#### STATED EXERCISE
Using the records below, please work out how many lines contain "analysis"; answer with the number alone.
--- begin TASK INPUTS ---
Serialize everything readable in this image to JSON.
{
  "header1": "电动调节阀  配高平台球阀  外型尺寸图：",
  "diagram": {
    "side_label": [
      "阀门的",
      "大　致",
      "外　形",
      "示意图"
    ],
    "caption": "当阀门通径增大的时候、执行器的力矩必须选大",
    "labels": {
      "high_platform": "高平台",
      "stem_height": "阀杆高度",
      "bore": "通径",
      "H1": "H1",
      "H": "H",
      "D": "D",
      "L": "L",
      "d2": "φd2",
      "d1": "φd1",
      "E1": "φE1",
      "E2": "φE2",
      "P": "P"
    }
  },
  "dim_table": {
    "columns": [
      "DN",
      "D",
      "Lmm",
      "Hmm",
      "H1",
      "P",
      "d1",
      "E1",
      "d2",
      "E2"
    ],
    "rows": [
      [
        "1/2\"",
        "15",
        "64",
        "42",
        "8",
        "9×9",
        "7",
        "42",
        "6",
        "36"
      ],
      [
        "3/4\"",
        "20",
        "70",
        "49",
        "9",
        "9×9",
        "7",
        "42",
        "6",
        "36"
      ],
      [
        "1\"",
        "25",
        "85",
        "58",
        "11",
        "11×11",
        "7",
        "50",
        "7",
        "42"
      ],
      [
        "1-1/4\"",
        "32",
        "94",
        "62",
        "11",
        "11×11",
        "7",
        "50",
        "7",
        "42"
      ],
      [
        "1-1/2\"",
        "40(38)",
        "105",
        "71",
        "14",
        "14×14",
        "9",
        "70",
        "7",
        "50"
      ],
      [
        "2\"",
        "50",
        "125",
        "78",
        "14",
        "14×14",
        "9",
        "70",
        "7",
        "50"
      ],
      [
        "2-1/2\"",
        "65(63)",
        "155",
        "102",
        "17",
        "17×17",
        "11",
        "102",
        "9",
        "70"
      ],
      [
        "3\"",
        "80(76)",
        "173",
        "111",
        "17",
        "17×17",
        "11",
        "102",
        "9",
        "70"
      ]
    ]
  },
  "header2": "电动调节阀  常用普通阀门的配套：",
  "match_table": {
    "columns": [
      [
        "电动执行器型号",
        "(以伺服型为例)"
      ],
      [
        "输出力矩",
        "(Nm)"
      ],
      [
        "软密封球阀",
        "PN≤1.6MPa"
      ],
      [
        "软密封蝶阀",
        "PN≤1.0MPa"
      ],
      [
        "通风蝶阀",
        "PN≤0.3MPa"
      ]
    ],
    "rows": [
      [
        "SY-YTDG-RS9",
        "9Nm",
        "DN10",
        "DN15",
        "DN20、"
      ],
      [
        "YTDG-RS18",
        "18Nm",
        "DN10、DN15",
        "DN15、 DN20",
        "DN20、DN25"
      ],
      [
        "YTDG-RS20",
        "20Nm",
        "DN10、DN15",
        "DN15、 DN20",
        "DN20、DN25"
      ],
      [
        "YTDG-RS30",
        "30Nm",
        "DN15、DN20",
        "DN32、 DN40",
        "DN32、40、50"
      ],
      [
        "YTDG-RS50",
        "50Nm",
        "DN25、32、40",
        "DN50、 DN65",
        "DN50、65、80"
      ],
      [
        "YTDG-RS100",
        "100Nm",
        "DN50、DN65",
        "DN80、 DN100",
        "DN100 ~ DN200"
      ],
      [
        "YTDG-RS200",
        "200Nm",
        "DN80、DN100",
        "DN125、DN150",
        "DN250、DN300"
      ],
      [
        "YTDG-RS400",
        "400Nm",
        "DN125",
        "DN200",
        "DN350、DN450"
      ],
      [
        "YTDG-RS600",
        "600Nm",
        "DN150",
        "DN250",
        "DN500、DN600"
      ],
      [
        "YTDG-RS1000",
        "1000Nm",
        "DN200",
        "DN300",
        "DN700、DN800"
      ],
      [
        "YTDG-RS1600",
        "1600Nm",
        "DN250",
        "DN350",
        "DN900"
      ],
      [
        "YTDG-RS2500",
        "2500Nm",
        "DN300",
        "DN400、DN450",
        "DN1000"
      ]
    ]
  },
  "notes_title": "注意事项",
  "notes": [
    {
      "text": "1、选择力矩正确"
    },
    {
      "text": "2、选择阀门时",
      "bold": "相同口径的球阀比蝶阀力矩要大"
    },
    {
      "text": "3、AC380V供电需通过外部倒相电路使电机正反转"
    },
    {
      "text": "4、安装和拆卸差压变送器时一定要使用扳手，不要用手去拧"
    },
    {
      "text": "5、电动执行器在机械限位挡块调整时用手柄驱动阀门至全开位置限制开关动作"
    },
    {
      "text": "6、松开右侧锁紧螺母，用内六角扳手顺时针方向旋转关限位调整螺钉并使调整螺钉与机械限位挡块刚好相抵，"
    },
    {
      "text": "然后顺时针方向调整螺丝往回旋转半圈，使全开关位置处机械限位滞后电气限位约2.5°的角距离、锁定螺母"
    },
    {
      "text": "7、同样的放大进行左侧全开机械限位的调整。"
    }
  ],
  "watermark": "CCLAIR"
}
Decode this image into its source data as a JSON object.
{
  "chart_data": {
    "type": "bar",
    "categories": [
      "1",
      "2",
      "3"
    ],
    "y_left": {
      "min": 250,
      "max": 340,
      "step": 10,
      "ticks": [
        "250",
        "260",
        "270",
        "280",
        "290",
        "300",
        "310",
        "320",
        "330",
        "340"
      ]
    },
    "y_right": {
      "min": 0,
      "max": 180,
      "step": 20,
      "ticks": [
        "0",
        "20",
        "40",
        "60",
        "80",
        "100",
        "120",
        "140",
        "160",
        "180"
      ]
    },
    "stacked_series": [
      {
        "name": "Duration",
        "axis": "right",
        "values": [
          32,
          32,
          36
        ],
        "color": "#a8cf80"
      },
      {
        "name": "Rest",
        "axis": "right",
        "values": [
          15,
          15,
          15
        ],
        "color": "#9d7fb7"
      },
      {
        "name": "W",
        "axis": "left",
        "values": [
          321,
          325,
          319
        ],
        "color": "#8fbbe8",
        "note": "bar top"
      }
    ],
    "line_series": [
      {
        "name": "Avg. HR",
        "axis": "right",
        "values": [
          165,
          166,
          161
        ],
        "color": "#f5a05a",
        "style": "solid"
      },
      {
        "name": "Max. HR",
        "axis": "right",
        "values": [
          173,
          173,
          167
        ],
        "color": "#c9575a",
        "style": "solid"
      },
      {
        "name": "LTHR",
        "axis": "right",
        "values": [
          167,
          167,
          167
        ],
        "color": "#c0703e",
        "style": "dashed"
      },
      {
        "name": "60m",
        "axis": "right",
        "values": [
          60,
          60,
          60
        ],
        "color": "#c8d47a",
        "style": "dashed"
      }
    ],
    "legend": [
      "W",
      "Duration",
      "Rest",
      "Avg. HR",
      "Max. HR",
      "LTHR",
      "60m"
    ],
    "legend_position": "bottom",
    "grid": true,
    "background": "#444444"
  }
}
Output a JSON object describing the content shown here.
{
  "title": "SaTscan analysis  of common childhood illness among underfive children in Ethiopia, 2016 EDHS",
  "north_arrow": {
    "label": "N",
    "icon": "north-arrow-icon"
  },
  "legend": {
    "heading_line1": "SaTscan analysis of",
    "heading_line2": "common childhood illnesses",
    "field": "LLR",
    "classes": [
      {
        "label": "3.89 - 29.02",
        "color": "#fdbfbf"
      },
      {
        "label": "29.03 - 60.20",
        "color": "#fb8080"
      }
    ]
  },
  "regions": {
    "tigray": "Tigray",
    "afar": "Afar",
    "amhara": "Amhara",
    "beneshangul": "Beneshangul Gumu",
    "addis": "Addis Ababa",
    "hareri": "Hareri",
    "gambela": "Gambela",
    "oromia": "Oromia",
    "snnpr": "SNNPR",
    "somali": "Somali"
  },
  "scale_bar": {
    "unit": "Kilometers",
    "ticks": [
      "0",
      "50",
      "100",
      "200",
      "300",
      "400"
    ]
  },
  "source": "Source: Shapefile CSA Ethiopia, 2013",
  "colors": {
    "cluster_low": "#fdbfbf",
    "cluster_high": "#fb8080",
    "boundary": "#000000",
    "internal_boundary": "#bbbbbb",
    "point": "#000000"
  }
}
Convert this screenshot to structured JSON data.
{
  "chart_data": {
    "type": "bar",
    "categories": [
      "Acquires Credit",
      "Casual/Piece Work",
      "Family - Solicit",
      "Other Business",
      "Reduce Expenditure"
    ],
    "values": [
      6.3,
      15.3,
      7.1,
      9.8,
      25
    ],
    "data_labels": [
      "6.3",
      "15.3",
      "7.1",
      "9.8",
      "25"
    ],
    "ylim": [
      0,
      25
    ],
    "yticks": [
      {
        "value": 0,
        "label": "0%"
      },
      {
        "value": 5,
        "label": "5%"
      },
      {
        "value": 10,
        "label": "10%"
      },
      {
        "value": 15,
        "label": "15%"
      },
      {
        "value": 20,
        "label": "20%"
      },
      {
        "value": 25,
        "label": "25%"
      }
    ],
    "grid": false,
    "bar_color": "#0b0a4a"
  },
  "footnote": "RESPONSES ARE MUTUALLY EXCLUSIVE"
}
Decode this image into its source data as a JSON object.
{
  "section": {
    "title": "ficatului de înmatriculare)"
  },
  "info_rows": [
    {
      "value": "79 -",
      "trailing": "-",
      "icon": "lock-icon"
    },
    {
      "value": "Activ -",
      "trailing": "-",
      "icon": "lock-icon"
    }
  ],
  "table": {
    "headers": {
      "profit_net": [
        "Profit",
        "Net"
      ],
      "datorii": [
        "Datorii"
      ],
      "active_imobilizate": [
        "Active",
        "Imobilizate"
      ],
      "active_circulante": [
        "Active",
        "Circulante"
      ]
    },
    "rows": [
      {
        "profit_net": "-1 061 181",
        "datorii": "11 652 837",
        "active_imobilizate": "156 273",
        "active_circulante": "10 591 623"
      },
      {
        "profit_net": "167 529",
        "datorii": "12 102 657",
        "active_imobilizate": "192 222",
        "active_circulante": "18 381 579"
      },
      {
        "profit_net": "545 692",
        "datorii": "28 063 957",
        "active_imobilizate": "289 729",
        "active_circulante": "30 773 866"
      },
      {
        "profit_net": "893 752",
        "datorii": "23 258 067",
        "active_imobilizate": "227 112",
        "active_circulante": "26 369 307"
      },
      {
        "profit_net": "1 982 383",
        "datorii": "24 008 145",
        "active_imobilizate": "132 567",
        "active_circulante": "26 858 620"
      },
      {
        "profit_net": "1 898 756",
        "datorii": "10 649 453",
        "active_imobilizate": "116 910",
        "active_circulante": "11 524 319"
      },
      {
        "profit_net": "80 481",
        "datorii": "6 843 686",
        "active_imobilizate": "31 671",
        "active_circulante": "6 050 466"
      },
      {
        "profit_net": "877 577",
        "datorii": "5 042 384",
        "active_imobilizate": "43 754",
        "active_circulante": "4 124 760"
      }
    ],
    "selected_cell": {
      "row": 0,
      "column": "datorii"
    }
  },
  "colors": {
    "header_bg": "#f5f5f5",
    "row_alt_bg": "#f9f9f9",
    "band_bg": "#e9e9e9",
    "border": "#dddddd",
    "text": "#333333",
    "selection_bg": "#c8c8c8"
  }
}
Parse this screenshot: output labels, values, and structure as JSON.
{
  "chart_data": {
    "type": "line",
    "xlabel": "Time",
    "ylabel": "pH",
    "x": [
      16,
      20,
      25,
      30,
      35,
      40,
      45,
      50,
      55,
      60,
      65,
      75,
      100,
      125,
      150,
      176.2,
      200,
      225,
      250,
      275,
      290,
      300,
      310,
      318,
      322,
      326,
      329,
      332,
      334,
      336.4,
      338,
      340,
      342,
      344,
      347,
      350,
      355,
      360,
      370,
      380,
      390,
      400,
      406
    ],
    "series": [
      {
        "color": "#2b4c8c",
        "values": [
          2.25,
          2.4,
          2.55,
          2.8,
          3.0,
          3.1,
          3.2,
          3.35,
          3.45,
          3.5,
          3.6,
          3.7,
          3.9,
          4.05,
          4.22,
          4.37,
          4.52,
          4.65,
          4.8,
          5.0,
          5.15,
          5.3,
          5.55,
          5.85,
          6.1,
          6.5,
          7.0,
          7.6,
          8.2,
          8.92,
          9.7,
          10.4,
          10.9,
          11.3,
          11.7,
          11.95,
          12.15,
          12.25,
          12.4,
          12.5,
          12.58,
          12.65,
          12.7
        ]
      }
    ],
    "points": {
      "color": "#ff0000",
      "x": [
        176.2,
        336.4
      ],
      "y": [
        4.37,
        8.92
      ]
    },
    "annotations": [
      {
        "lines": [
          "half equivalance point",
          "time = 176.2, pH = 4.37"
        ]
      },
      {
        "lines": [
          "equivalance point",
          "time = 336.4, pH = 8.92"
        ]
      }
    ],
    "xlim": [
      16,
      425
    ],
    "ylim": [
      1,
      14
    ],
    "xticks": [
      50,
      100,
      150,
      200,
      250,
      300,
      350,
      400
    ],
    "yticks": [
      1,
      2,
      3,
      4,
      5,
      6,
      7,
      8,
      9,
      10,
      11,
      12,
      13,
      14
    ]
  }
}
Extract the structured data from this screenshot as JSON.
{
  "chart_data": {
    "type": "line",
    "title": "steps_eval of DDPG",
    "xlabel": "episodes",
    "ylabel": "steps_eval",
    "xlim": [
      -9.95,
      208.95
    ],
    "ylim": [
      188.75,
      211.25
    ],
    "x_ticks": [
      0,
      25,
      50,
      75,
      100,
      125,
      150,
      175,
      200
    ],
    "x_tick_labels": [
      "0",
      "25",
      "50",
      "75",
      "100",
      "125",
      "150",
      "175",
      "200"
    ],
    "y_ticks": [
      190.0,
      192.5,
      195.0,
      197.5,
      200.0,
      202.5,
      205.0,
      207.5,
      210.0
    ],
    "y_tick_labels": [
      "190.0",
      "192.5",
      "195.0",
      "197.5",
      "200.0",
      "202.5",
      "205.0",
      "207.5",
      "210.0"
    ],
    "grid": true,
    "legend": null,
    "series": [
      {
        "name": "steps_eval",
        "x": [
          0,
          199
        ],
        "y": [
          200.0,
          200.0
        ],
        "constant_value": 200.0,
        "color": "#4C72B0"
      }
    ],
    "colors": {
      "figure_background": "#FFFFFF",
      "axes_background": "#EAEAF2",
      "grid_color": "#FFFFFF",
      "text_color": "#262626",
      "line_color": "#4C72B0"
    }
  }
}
--- end TASK INPUTS ---
#### EXERCISE SOLUTION
2